Instructions to follow: Leave out the pictures and transcribe everything else exactly.

Given entries:
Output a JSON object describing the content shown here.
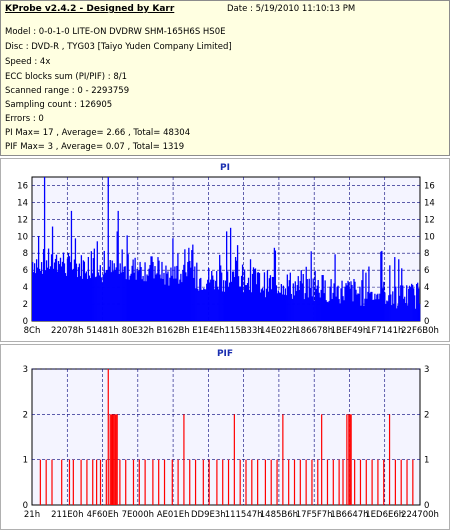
{
  "window": {
    "title": "KProbe v2.4.2 - Designed by Karr",
    "date": "Date : 5/19/2010 11:10:13 PM"
  },
  "info": {
    "lines": [
      "Model : 0-0-1-0 LITE-ON DVDRW SHM-165H6S HS0E",
      "Disc : DVD-R , TYG03 [Taiyo Yuden Company Limited]",
      "Speed : 4x",
      "ECC blocks sum (PI/PIF) : 8/1",
      "Scanned range : 0 - 2293759",
      "Sampling count : 126905",
      "Errors : 0",
      "PI Max= 17 , Average= 2.66 , Total= 48304",
      "PIF Max= 3 , Average= 0.07 , Total= 1319"
    ]
  },
  "colors": {
    "pi_bars": "#0000ff",
    "pif_bars": "#ff0000",
    "plot_bg": "#f4f4ff",
    "grid": "#00007a",
    "info_bg": "#ffffe1"
  },
  "chart_data": [
    {
      "type": "bar",
      "title": "PI",
      "y_ticks": [
        "0",
        "2",
        "4",
        "6",
        "8",
        "10",
        "12",
        "14",
        "16"
      ],
      "ylim": [
        0,
        17
      ],
      "x_tick_labels": [
        "8Ch",
        "22078h",
        "51481h",
        "80E32h",
        "B162Bh",
        "E1E4Eh",
        "115B33h",
        "14E022h",
        "186678h",
        "1BEF49h",
        "1F7141h",
        "22F6B0h"
      ],
      "segment_averages": [
        7.0,
        6.5,
        5.9,
        6.2,
        5.5,
        5.0,
        4.9,
        4.4,
        4.0,
        3.6,
        3.3,
        3.0
      ],
      "notable_peaks": [
        {
          "x_fraction": 0.03,
          "value": 17
        },
        {
          "x_fraction": 0.195,
          "value": 17
        },
        {
          "x_fraction": 0.1,
          "value": 13
        },
        {
          "x_fraction": 0.22,
          "value": 13
        },
        {
          "x_fraction": 0.51,
          "value": 11
        }
      ],
      "grid": true
    },
    {
      "type": "bar",
      "title": "PIF",
      "y_ticks": [
        "0",
        "1",
        "2",
        "3"
      ],
      "ylim": [
        0,
        3
      ],
      "x_tick_labels": [
        "21h",
        "211E0h",
        "4F60Eh",
        "7E000h",
        "AE01Eh",
        "DD9E3h",
        "111547h",
        "1485B6h",
        "17F5F7h",
        "1B6647h",
        "1ED6E6h",
        "224700h"
      ],
      "bars": [
        {
          "x": 0.02,
          "v": 1
        },
        {
          "x": 0.035,
          "v": 1
        },
        {
          "x": 0.05,
          "v": 1
        },
        {
          "x": 0.075,
          "v": 1
        },
        {
          "x": 0.095,
          "v": 1
        },
        {
          "x": 0.105,
          "v": 1
        },
        {
          "x": 0.125,
          "v": 1
        },
        {
          "x": 0.14,
          "v": 1
        },
        {
          "x": 0.155,
          "v": 1
        },
        {
          "x": 0.165,
          "v": 1
        },
        {
          "x": 0.175,
          "v": 1
        },
        {
          "x": 0.19,
          "v": 1
        },
        {
          "x": 0.195,
          "v": 3
        },
        {
          "x": 0.2,
          "v": 2
        },
        {
          "x": 0.203,
          "v": 2
        },
        {
          "x": 0.206,
          "v": 2
        },
        {
          "x": 0.209,
          "v": 2
        },
        {
          "x": 0.212,
          "v": 2
        },
        {
          "x": 0.215,
          "v": 2
        },
        {
          "x": 0.218,
          "v": 2
        },
        {
          "x": 0.225,
          "v": 1
        },
        {
          "x": 0.24,
          "v": 1
        },
        {
          "x": 0.26,
          "v": 1
        },
        {
          "x": 0.275,
          "v": 1
        },
        {
          "x": 0.29,
          "v": 1
        },
        {
          "x": 0.31,
          "v": 1
        },
        {
          "x": 0.325,
          "v": 1
        },
        {
          "x": 0.34,
          "v": 1
        },
        {
          "x": 0.36,
          "v": 1
        },
        {
          "x": 0.375,
          "v": 1
        },
        {
          "x": 0.39,
          "v": 2
        },
        {
          "x": 0.405,
          "v": 1
        },
        {
          "x": 0.42,
          "v": 1
        },
        {
          "x": 0.44,
          "v": 1
        },
        {
          "x": 0.455,
          "v": 1
        },
        {
          "x": 0.475,
          "v": 1
        },
        {
          "x": 0.49,
          "v": 1
        },
        {
          "x": 0.505,
          "v": 1
        },
        {
          "x": 0.52,
          "v": 2
        },
        {
          "x": 0.535,
          "v": 1
        },
        {
          "x": 0.55,
          "v": 1
        },
        {
          "x": 0.565,
          "v": 1
        },
        {
          "x": 0.58,
          "v": 1
        },
        {
          "x": 0.6,
          "v": 1
        },
        {
          "x": 0.615,
          "v": 1
        },
        {
          "x": 0.63,
          "v": 1
        },
        {
          "x": 0.645,
          "v": 2
        },
        {
          "x": 0.66,
          "v": 1
        },
        {
          "x": 0.675,
          "v": 1
        },
        {
          "x": 0.69,
          "v": 1
        },
        {
          "x": 0.705,
          "v": 1
        },
        {
          "x": 0.72,
          "v": 1
        },
        {
          "x": 0.735,
          "v": 1
        },
        {
          "x": 0.745,
          "v": 2
        },
        {
          "x": 0.76,
          "v": 1
        },
        {
          "x": 0.775,
          "v": 1
        },
        {
          "x": 0.79,
          "v": 1
        },
        {
          "x": 0.8,
          "v": 1
        },
        {
          "x": 0.81,
          "v": 2
        },
        {
          "x": 0.815,
          "v": 2
        },
        {
          "x": 0.818,
          "v": 2
        },
        {
          "x": 0.821,
          "v": 2
        },
        {
          "x": 0.83,
          "v": 1
        },
        {
          "x": 0.845,
          "v": 1
        },
        {
          "x": 0.86,
          "v": 1
        },
        {
          "x": 0.875,
          "v": 1
        },
        {
          "x": 0.89,
          "v": 1
        },
        {
          "x": 0.905,
          "v": 1
        },
        {
          "x": 0.92,
          "v": 2
        },
        {
          "x": 0.935,
          "v": 1
        },
        {
          "x": 0.95,
          "v": 1
        },
        {
          "x": 0.965,
          "v": 1
        },
        {
          "x": 0.98,
          "v": 1
        }
      ],
      "grid": true
    }
  ]
}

Exercise solution:
Output a JSON object describing the content shown here.
{
  "window": {
    "title": "KProbe v2.4.2 - Designed by Karr",
    "date": "Date : 5/19/2010 11:10:13 PM"
  },
  "info": {
    "lines": [
      "Model : 0-0-1-0 LITE-ON DVDRW SHM-165H6S HS0E",
      "Disc : DVD-R , TYG03 [Taiyo Yuden Company Limited]",
      "Speed : 4x",
      "ECC blocks sum (PI/PIF) : 8/1",
      "Scanned range : 0 - 2293759",
      "Sampling count : 126905",
      "Errors : 0",
      "PI Max= 17 , Average= 2.66 , Total= 48304",
      "PIF Max= 3 , Average= 0.07 , Total= 1319"
    ]
  },
  "colors": {
    "pi_bars": "#0000ff",
    "pif_bars": "#ff0000",
    "plot_bg": "#f4f4ff",
    "grid": "#00007a",
    "info_bg": "#ffffe1"
  },
  "chart_data": [
    {
      "type": "bar",
      "title": "PI",
      "y_ticks": [
        "0",
        "2",
        "4",
        "6",
        "8",
        "10",
        "12",
        "14",
        "16"
      ],
      "ylim": [
        0,
        17
      ],
      "x_tick_labels": [
        "8Ch",
        "22078h",
        "51481h",
        "80E32h",
        "B162Bh",
        "E1E4Eh",
        "115B33h",
        "14E022h",
        "186678h",
        "1BEF49h",
        "1F7141h",
        "22F6B0h"
      ],
      "segment_averages": [
        7.0,
        6.5,
        5.9,
        6.2,
        5.5,
        5.0,
        4.9,
        4.4,
        4.0,
        3.6,
        3.3,
        3.0
      ],
      "notable_peaks": [
        {
          "x_fraction": 0.03,
          "value": 17
        },
        {
          "x_fraction": 0.195,
          "value": 17
        },
        {
          "x_fraction": 0.1,
          "value": 13
        },
        {
          "x_fraction": 0.22,
          "value": 13
        },
        {
          "x_fraction": 0.51,
          "value": 11
        }
      ],
      "grid": true
    },
    {
      "type": "bar",
      "title": "PIF",
      "y_ticks": [
        "0",
        "1",
        "2",
        "3"
      ],
      "ylim": [
        0,
        3
      ],
      "x_tick_labels": [
        "21h",
        "211E0h",
        "4F60Eh",
        "7E000h",
        "AE01Eh",
        "DD9E3h",
        "111547h",
        "1485B6h",
        "17F5F7h",
        "1B6647h",
        "1ED6E6h",
        "224700h"
      ],
      "bars": [
        {
          "x": 0.02,
          "v": 1
        },
        {
          "x": 0.035,
          "v": 1
        },
        {
          "x": 0.05,
          "v": 1
        },
        {
          "x": 0.075,
          "v": 1
        },
        {
          "x": 0.095,
          "v": 1
        },
        {
          "x": 0.105,
          "v": 1
        },
        {
          "x": 0.125,
          "v": 1
        },
        {
          "x": 0.14,
          "v": 1
        },
        {
          "x": 0.155,
          "v": 1
        },
        {
          "x": 0.165,
          "v": 1
        },
        {
          "x": 0.175,
          "v": 1
        },
        {
          "x": 0.19,
          "v": 1
        },
        {
          "x": 0.195,
          "v": 3
        },
        {
          "x": 0.2,
          "v": 2
        },
        {
          "x": 0.203,
          "v": 2
        },
        {
          "x": 0.206,
          "v": 2
        },
        {
          "x": 0.209,
          "v": 2
        },
        {
          "x": 0.212,
          "v": 2
        },
        {
          "x": 0.215,
          "v": 2
        },
        {
          "x": 0.218,
          "v": 2
        },
        {
          "x": 0.225,
          "v": 1
        },
        {
          "x": 0.24,
          "v": 1
        },
        {
          "x": 0.26,
          "v": 1
        },
        {
          "x": 0.275,
          "v": 1
        },
        {
          "x": 0.29,
          "v": 1
        },
        {
          "x": 0.31,
          "v": 1
        },
        {
          "x": 0.325,
          "v": 1
        },
        {
          "x": 0.34,
          "v": 1
        },
        {
          "x": 0.36,
          "v": 1
        },
        {
          "x": 0.375,
          "v": 1
        },
        {
          "x": 0.39,
          "v": 2
        },
        {
          "x": 0.405,
          "v": 1
        },
        {
          "x": 0.42,
          "v": 1
        },
        {
          "x": 0.44,
          "v": 1
        },
        {
          "x": 0.455,
          "v": 1
        },
        {
          "x": 0.475,
          "v": 1
        },
        {
          "x": 0.49,
          "v": 1
        },
        {
          "x": 0.505,
          "v": 1
        },
        {
          "x": 0.52,
          "v": 2
        },
        {
          "x": 0.535,
          "v": 1
        },
        {
          "x": 0.55,
          "v": 1
        },
        {
          "x": 0.565,
          "v": 1
        },
        {
          "x": 0.58,
          "v": 1
        },
        {
          "x": 0.6,
          "v": 1
        },
        {
          "x": 0.615,
          "v": 1
        },
        {
          "x": 0.63,
          "v": 1
        },
        {
          "x": 0.645,
          "v": 2
        },
        {
          "x": 0.66,
          "v": 1
        },
        {
          "x": 0.675,
          "v": 1
        },
        {
          "x": 0.69,
          "v": 1
        },
        {
          "x": 0.705,
          "v": 1
        },
        {
          "x": 0.72,
          "v": 1
        },
        {
          "x": 0.735,
          "v": 1
        },
        {
          "x": 0.745,
          "v": 2
        },
        {
          "x": 0.76,
          "v": 1
        },
        {
          "x": 0.775,
          "v": 1
        },
        {
          "x": 0.79,
          "v": 1
        },
        {
          "x": 0.8,
          "v": 1
        },
        {
          "x": 0.81,
          "v": 2
        },
        {
          "x": 0.815,
          "v": 2
        },
        {
          "x": 0.818,
          "v": 2
        },
        {
          "x": 0.821,
          "v": 2
        },
        {
          "x": 0.83,
          "v": 1
        },
        {
          "x": 0.845,
          "v": 1
        },
        {
          "x": 0.86,
          "v": 1
        },
        {
          "x": 0.875,
          "v": 1
        },
        {
          "x": 0.89,
          "v": 1
        },
        {
          "x": 0.905,
          "v": 1
        },
        {
          "x": 0.92,
          "v": 2
        },
        {
          "x": 0.935,
          "v": 1
        },
        {
          "x": 0.95,
          "v": 1
        },
        {
          "x": 0.965,
          "v": 1
        },
        {
          "x": 0.98,
          "v": 1
        }
      ],
      "grid": true
    }
  ]
}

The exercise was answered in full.